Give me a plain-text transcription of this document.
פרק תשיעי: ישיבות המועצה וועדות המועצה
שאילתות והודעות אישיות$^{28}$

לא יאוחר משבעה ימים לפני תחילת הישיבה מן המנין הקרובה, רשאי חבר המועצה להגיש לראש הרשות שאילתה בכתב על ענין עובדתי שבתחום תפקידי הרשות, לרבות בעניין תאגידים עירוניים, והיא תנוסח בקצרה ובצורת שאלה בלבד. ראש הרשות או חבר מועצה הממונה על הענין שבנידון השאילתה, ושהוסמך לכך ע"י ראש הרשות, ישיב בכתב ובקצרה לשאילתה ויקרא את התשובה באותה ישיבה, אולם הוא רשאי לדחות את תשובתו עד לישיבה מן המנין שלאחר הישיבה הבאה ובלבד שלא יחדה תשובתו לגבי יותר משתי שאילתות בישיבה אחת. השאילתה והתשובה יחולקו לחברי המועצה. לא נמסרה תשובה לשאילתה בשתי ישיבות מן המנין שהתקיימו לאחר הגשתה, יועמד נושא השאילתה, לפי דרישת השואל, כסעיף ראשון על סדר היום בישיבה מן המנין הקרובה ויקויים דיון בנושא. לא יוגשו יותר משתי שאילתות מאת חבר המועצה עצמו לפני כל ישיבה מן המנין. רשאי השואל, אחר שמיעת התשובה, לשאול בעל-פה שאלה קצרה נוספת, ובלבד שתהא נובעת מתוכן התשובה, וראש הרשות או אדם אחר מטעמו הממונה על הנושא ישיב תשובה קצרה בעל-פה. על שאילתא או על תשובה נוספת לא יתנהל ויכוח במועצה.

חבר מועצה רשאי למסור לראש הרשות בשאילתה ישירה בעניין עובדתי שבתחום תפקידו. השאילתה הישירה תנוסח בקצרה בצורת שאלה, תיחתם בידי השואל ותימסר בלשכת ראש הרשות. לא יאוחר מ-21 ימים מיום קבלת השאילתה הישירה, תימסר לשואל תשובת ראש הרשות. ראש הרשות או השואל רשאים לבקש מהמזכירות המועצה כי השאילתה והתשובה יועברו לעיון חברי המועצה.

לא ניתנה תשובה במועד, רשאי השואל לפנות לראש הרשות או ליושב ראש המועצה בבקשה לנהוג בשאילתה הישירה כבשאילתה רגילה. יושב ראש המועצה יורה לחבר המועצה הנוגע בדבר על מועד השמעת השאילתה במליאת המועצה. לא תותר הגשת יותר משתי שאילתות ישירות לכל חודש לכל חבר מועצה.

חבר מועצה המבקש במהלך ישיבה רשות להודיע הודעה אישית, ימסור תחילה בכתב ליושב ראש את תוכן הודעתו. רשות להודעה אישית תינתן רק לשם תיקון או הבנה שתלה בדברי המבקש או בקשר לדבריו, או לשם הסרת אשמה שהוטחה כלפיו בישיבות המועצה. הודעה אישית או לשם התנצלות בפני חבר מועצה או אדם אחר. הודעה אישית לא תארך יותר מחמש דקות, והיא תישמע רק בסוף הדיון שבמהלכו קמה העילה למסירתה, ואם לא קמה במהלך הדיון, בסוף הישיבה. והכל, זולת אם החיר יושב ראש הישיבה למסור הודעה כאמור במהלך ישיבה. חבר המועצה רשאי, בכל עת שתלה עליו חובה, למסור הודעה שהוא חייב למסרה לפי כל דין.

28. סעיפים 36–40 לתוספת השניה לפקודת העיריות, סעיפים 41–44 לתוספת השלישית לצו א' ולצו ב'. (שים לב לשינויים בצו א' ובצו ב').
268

REQUIRED TASK: Count how many lines above carry the word "בקצרה". Only the number is required.

OUTPUT FOR THIS EXERCISE: 2